__EXERCISE DIRECTIONS__
Count lines holding the word "المتحرك". Only the number is wanted.

========================================

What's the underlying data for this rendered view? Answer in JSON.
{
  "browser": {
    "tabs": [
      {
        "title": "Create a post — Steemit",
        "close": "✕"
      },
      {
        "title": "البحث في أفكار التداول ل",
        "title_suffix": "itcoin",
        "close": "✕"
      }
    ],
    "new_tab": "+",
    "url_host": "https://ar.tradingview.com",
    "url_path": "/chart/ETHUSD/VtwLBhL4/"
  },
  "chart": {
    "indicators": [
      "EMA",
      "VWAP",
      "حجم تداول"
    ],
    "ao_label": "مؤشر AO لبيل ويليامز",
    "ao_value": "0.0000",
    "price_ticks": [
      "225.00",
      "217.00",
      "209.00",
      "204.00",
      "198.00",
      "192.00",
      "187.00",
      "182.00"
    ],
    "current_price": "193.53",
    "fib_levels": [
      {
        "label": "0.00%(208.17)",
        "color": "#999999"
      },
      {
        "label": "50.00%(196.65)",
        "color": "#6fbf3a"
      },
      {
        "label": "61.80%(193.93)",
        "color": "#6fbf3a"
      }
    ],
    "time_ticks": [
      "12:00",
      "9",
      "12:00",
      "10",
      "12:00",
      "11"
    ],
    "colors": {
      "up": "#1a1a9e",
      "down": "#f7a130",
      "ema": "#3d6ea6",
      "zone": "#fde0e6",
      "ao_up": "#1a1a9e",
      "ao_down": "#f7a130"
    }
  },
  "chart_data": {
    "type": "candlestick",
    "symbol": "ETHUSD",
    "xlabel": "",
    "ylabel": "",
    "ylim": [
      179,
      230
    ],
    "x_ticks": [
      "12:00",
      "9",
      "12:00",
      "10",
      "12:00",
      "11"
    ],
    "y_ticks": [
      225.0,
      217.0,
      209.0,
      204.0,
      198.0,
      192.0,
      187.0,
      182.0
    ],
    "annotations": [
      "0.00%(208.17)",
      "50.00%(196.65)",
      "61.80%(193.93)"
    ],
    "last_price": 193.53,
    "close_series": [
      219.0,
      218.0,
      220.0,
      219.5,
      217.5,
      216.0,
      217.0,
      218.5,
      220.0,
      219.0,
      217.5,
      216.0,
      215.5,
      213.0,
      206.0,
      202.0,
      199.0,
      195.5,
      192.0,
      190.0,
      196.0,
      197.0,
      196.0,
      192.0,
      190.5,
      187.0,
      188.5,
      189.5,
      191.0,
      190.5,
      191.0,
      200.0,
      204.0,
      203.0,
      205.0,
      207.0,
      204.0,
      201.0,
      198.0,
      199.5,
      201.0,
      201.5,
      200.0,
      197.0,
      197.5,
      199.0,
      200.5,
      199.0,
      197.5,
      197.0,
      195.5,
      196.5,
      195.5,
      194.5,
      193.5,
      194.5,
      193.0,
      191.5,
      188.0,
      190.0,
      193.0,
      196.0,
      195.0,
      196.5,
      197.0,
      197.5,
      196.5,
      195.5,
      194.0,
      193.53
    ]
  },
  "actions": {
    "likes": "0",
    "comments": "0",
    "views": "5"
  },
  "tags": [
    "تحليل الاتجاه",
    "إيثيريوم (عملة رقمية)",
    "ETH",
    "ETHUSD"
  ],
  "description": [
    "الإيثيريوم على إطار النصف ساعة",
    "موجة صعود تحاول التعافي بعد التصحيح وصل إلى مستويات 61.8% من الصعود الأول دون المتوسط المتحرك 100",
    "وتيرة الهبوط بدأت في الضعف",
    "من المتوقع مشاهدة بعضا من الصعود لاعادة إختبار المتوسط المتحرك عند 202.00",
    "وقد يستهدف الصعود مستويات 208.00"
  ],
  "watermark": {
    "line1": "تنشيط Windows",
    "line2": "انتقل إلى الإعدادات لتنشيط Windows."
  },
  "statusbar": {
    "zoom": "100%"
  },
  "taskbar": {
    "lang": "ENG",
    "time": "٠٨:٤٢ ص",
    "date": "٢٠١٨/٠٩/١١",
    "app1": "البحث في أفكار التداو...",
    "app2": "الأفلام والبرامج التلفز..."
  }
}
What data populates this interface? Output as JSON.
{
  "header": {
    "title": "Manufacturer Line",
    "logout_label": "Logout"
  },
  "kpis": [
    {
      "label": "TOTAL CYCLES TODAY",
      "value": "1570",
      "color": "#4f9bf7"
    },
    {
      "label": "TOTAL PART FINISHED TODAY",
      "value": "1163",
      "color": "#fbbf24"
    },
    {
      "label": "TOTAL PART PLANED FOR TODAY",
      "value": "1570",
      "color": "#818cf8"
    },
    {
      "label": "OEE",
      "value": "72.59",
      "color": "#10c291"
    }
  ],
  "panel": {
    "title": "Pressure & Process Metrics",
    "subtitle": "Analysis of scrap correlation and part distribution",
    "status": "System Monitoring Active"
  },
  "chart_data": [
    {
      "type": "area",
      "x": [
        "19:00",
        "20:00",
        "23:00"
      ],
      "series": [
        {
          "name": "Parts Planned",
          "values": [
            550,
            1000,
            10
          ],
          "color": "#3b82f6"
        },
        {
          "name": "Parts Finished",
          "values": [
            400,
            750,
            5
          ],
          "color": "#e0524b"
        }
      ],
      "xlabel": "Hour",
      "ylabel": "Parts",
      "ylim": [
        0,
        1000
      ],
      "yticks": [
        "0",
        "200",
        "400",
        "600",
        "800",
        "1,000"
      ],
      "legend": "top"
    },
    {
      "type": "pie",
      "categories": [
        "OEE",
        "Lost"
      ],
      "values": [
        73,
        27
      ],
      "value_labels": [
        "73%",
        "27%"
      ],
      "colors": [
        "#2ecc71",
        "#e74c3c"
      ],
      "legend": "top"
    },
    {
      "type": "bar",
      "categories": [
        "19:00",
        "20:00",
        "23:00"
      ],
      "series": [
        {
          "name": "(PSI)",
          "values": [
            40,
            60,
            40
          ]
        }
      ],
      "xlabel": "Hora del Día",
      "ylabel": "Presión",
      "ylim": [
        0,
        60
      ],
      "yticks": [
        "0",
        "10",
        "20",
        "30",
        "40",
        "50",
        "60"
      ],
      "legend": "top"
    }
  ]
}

========================================

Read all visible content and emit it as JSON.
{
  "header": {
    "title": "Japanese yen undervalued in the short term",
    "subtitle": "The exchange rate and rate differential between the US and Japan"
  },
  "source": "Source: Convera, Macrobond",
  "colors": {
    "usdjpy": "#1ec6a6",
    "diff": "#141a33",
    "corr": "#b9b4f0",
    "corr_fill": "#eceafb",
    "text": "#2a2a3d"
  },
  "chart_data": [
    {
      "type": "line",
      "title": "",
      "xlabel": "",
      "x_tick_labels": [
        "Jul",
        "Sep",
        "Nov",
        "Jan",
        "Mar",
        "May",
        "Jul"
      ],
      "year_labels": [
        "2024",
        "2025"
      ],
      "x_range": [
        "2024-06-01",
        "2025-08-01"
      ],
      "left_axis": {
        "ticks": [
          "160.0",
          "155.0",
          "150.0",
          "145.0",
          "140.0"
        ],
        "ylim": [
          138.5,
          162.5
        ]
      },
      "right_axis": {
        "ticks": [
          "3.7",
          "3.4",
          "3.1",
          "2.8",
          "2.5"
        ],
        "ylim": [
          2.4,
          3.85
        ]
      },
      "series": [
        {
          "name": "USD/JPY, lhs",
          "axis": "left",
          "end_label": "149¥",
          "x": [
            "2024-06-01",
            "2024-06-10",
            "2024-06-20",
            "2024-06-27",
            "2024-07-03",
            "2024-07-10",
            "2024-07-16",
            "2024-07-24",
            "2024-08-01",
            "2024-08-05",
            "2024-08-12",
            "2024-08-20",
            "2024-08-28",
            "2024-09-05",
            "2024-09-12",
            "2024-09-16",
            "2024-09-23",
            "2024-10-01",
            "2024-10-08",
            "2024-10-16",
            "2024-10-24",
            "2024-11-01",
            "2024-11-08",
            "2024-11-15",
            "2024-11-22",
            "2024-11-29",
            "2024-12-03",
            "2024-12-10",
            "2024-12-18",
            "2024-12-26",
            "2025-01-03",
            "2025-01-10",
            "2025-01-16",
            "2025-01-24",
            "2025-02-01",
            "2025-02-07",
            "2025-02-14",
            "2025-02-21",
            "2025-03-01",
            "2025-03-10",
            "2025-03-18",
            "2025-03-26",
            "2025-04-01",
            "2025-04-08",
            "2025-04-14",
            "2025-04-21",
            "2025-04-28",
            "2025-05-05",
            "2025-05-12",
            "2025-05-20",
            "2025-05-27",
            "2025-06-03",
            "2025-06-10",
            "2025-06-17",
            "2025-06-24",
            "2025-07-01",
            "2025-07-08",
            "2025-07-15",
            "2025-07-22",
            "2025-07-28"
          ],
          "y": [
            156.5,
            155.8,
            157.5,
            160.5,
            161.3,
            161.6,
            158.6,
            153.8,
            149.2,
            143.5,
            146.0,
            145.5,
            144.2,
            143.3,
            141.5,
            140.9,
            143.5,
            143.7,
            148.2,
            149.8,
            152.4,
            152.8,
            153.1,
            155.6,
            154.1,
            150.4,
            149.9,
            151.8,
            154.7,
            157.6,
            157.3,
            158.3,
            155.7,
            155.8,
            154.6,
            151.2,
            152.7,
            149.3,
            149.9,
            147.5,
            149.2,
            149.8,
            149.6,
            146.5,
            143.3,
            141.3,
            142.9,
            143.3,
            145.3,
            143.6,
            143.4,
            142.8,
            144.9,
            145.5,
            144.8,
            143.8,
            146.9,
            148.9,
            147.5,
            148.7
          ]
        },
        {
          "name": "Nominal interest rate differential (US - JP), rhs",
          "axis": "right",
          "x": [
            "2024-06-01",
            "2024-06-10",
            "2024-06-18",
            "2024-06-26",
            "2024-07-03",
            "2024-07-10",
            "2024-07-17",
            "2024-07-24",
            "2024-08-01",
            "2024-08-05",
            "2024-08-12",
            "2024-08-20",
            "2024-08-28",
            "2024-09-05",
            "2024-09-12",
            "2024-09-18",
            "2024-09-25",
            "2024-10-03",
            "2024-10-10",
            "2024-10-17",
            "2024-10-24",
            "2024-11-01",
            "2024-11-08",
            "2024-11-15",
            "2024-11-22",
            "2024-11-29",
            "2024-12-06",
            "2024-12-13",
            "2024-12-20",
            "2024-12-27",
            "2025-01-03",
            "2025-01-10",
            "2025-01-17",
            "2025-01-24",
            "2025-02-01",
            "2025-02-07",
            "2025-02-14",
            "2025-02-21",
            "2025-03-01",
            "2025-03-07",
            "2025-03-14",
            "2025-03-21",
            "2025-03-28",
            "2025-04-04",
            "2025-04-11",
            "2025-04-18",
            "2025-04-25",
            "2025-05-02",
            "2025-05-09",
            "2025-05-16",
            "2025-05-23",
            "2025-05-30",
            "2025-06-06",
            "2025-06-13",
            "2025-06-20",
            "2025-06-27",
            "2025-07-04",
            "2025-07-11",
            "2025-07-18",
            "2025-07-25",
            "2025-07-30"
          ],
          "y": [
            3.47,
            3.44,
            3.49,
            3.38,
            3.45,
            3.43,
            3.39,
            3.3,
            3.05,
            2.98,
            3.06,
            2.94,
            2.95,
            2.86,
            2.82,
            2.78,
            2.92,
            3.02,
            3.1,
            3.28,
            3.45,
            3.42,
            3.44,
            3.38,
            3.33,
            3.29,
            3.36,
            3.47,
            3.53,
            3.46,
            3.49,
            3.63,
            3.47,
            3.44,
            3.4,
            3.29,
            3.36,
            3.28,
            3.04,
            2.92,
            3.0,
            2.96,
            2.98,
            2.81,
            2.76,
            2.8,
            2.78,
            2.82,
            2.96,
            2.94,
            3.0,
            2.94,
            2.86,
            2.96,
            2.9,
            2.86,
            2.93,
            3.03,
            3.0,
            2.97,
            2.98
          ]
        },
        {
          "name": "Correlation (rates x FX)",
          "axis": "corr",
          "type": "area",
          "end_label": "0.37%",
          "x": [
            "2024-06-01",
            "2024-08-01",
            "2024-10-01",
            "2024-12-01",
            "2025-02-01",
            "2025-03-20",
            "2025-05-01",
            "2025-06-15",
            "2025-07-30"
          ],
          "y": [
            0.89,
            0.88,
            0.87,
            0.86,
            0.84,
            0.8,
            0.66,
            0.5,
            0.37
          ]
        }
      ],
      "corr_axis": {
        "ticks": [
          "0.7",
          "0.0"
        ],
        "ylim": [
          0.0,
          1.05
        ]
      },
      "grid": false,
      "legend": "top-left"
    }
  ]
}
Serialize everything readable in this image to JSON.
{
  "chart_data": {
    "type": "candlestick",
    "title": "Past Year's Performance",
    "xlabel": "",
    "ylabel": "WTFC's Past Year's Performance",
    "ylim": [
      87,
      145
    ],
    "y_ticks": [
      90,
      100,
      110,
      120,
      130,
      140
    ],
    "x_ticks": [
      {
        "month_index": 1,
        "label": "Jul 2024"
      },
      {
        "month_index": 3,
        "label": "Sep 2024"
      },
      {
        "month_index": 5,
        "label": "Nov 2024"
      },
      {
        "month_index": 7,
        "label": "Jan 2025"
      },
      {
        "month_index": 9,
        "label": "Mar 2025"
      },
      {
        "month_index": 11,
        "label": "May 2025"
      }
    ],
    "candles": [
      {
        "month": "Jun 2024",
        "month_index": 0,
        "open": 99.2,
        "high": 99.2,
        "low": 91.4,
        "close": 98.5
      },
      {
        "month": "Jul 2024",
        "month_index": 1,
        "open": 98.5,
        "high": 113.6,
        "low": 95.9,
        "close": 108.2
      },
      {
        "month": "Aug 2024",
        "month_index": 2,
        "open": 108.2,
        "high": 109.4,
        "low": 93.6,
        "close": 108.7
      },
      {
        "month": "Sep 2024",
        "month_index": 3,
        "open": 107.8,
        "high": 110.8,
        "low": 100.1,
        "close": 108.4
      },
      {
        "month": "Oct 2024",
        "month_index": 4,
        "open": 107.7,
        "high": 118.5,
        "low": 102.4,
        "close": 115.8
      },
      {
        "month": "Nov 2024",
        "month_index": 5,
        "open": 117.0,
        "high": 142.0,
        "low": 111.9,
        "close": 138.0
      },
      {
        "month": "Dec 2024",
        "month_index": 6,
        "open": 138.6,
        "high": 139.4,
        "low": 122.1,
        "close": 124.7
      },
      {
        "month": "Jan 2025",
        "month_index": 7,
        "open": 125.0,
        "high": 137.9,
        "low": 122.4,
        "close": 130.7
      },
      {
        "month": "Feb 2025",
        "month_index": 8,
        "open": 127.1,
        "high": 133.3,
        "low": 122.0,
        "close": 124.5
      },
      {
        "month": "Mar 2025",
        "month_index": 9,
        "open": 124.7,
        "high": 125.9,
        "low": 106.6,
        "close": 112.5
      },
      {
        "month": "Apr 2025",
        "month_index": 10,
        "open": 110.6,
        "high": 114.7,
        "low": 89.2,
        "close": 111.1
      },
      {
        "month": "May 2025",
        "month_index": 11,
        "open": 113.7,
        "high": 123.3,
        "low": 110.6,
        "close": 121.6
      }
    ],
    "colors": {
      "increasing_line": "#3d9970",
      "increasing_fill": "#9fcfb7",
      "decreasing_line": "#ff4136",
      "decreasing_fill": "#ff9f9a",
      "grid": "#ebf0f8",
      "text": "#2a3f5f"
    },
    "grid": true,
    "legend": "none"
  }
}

========================================

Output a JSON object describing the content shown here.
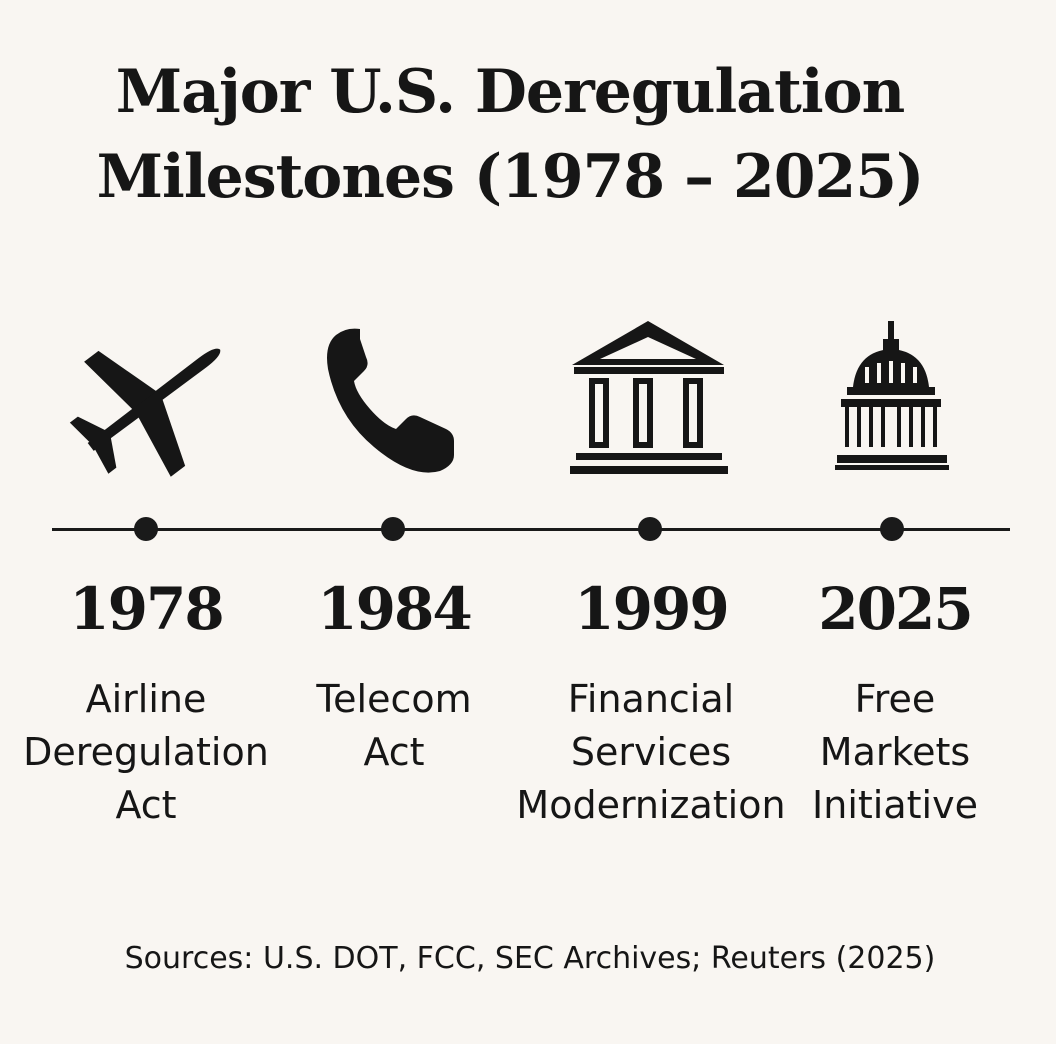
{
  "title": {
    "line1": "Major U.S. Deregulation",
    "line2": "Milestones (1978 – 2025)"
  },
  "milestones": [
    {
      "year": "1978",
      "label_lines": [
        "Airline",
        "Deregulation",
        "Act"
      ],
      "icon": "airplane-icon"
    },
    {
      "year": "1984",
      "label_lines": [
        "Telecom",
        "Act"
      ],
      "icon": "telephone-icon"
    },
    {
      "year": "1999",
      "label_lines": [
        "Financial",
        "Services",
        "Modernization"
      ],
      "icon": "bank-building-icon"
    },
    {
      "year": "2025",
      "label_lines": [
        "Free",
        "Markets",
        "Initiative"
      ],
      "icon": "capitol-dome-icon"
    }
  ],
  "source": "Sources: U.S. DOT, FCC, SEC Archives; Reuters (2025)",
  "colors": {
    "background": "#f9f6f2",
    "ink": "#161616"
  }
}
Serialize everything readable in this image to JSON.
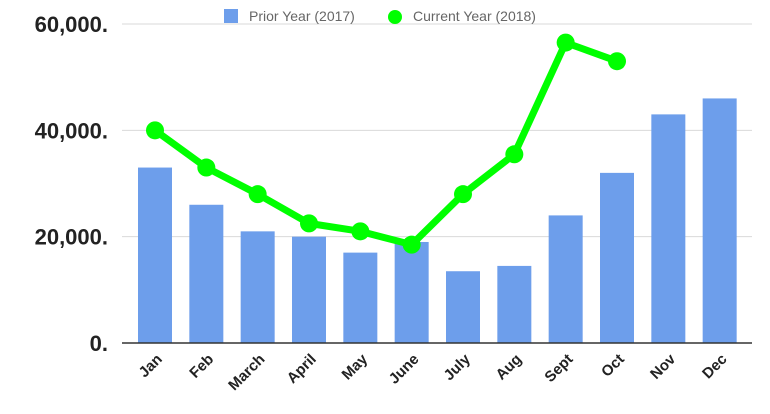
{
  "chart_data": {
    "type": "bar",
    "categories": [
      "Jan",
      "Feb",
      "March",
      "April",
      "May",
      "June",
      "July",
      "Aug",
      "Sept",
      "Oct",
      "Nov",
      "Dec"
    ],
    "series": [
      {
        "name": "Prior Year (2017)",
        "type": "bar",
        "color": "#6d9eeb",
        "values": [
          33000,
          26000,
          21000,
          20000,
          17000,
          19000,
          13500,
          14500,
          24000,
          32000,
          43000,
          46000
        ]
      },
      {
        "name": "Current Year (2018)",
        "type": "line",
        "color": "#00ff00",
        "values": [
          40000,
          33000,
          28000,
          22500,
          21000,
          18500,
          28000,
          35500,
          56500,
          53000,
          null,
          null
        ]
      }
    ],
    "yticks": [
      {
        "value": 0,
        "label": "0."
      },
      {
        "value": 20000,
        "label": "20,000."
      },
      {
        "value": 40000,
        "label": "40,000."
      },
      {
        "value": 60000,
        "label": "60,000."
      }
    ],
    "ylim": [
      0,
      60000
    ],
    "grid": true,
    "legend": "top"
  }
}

========================================

__OUTPUT BELOW__
2